--- Challenge ---
Pull out each line of the data that includes the word "color".

--- Rows ---
○ ○ ○
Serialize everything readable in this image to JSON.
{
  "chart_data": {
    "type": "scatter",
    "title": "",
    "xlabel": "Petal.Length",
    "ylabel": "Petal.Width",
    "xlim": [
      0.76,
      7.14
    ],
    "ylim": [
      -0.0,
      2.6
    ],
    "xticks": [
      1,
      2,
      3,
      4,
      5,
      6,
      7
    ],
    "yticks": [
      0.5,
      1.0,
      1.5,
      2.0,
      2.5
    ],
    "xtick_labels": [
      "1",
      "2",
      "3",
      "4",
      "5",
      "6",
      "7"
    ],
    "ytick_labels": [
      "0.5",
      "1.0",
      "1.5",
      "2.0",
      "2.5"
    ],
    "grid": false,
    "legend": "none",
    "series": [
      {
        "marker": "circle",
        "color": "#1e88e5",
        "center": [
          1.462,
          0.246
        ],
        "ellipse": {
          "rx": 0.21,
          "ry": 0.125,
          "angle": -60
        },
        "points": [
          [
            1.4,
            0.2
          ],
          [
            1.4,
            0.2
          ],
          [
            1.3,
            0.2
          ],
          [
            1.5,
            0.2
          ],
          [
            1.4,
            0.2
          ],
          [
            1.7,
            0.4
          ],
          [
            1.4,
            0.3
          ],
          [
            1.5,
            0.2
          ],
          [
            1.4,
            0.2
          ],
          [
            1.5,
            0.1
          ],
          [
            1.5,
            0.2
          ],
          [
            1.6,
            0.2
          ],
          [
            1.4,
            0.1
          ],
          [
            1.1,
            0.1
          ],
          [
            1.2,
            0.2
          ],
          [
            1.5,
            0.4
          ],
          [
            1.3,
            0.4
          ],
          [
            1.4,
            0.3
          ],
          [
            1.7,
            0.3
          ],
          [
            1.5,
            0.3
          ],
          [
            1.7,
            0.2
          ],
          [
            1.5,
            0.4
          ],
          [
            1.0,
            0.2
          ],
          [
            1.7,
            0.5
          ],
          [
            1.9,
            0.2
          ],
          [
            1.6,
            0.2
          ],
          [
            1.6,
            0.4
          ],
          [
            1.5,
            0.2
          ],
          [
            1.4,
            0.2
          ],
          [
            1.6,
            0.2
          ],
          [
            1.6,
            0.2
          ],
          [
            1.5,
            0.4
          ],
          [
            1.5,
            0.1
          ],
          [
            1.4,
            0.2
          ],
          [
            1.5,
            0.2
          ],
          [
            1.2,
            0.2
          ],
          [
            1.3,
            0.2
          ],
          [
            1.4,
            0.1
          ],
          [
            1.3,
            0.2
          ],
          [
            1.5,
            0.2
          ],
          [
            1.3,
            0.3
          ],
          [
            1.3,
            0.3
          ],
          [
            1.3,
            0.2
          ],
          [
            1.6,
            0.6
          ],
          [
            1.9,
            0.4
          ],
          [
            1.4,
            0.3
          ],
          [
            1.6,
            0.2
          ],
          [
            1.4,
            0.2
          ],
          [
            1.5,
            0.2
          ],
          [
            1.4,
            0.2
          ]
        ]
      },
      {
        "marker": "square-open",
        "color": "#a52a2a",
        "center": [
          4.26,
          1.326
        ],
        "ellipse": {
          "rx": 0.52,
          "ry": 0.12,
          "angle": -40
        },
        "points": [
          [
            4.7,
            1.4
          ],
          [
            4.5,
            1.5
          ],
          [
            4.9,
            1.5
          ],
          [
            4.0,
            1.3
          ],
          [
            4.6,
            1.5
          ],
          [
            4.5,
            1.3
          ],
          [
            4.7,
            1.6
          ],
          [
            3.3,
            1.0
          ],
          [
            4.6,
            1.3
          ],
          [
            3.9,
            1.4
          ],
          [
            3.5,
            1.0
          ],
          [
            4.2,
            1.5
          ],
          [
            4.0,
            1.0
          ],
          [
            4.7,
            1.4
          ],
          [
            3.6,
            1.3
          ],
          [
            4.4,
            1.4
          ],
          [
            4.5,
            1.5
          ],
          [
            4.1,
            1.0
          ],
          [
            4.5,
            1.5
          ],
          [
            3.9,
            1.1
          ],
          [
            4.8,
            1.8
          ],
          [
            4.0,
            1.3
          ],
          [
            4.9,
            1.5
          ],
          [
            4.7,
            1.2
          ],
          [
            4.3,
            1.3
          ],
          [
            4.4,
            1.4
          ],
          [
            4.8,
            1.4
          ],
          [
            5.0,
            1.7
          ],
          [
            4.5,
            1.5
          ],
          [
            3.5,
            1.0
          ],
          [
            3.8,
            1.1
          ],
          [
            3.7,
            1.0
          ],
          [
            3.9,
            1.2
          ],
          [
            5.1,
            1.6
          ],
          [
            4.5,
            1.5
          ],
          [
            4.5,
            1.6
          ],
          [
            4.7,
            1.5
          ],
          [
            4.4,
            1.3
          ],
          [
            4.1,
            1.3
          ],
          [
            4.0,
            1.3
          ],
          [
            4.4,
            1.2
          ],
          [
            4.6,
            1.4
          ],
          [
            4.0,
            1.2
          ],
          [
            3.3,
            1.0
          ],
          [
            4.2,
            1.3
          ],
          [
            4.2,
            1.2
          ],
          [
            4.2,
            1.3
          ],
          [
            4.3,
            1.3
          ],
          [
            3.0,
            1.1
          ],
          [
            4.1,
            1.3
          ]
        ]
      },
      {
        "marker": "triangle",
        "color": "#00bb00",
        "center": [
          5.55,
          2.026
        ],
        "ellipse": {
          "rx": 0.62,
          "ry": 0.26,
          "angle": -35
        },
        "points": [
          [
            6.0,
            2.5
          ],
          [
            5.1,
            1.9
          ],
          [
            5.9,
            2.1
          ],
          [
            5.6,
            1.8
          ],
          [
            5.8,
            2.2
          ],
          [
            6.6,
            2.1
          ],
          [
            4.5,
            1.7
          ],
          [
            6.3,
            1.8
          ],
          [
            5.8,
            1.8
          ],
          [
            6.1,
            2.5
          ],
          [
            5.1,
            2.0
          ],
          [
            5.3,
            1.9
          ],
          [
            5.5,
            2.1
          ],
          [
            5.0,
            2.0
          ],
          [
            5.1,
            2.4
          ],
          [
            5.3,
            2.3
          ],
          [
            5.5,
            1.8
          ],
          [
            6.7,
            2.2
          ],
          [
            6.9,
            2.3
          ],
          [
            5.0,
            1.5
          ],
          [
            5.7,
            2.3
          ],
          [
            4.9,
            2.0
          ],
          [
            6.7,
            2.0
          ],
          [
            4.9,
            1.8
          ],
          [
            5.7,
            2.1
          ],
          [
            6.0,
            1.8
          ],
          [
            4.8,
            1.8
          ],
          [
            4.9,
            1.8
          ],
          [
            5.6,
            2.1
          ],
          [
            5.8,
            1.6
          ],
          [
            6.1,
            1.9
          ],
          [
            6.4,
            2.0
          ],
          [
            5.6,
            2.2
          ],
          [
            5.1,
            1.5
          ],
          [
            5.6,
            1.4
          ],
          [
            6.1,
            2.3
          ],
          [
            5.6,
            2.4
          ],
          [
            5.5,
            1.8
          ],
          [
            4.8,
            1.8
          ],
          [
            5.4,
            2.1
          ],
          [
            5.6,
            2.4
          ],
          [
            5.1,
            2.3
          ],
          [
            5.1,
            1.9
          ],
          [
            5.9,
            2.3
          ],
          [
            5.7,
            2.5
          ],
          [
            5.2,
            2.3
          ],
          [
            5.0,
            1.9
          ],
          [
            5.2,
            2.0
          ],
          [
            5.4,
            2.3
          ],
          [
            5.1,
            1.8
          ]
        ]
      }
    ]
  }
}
○ ○ ○
--- Problem solution ---
        "color": "#1e88e5",
        "color": "#a52a2a",
        "color": "#00bb00",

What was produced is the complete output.